TASK PROMPT: Repeat the lines that follow, leaving nothing out.
═══ TASK DATA
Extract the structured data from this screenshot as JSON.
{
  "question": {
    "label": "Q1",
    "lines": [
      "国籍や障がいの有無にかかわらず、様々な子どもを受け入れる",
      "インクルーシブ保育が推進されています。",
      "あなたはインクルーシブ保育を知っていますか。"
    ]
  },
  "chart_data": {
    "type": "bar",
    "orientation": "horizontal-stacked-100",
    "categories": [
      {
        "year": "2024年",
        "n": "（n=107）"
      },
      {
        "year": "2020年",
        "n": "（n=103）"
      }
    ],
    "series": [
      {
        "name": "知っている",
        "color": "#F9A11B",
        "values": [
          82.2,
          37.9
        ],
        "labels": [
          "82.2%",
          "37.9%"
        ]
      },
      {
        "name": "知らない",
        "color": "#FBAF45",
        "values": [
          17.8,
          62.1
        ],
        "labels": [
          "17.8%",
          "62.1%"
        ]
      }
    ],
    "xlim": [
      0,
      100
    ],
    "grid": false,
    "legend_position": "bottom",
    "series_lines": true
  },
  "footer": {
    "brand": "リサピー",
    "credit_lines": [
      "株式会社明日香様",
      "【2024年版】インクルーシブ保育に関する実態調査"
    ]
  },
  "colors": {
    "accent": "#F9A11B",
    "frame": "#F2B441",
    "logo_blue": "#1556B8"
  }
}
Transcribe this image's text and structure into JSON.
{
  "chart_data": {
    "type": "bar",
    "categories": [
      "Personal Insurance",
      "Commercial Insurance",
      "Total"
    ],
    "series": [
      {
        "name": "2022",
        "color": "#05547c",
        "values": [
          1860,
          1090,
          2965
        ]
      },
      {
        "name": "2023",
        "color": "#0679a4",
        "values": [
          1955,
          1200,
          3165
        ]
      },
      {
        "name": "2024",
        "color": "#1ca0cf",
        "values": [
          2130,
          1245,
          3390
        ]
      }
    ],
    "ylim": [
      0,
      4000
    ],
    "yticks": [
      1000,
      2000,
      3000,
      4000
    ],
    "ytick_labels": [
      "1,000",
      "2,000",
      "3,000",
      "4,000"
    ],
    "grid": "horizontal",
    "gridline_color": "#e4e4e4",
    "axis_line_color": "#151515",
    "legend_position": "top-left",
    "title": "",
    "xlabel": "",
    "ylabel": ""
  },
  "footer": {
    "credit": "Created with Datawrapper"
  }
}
══════
ANSWER TO THIS EXERCISE:
Extract the structured data from this screenshot as JSON.
{
  "question": {
    "label": "Q1",
    "lines": [
      "国籍や障がいの有無にかかわらず、様々な子どもを受け入れる",
      "インクルーシブ保育が推進されています。",
      "あなたはインクルーシブ保育を知っていますか。"
    ]
  },
  "chart_data": {
    "type": "bar",
    "orientation": "horizontal-stacked-100",
    "categories": [
      {
        "year": "2024年",
        "n": "（n=107）"
      },
      {
        "year": "2020年",
        "n": "（n=103）"
      }
    ],
    "series": [
      {
        "name": "知っている",
        "color": "#F9A11B",
        "values": [
          82.2,
          37.9
        ],
        "labels": [
          "82.2%",
          "37.9%"
        ]
      },
      {
        "name": "知らない",
        "color": "#FBAF45",
        "values": [
          17.8,
          62.1
        ],
        "labels": [
          "17.8%",
          "62.1%"
        ]
      }
    ],
    "xlim": [
      0,
      100
    ],
    "grid": false,
    "legend_position": "bottom",
    "series_lines": true
  },
  "footer": {
    "brand": "リサピー",
    "credit_lines": [
      "株式会社明日香様",
      "【2024年版】インクルーシブ保育に関する実態調査"
    ]
  },
  "colors": {
    "accent": "#F9A11B",
    "frame": "#F2B441",
    "logo_blue": "#1556B8"
  }
}
Transcribe this image's text and structure into JSON.
{
  "chart_data": {
    "type": "bar",
    "categories": [
      "Personal Insurance",
      "Commercial Insurance",
      "Total"
    ],
    "series": [
      {
        "name": "2022",
        "color": "#05547c",
        "values": [
          1860,
          1090,
          2965
        ]
      },
      {
        "name": "2023",
        "color": "#0679a4",
        "values": [
          1955,
          1200,
          3165
        ]
      },
      {
        "name": "2024",
        "color": "#1ca0cf",
        "values": [
          2130,
          1245,
          3390
        ]
      }
    ],
    "ylim": [
      0,
      4000
    ],
    "yticks": [
      1000,
      2000,
      3000,
      4000
    ],
    "ytick_labels": [
      "1,000",
      "2,000",
      "3,000",
      "4,000"
    ],
    "grid": "horizontal",
    "gridline_color": "#e4e4e4",
    "axis_line_color": "#151515",
    "legend_position": "top-left",
    "title": "",
    "xlabel": "",
    "ylabel": ""
  },
  "footer": {
    "credit": "Created with Datawrapper"
  }
}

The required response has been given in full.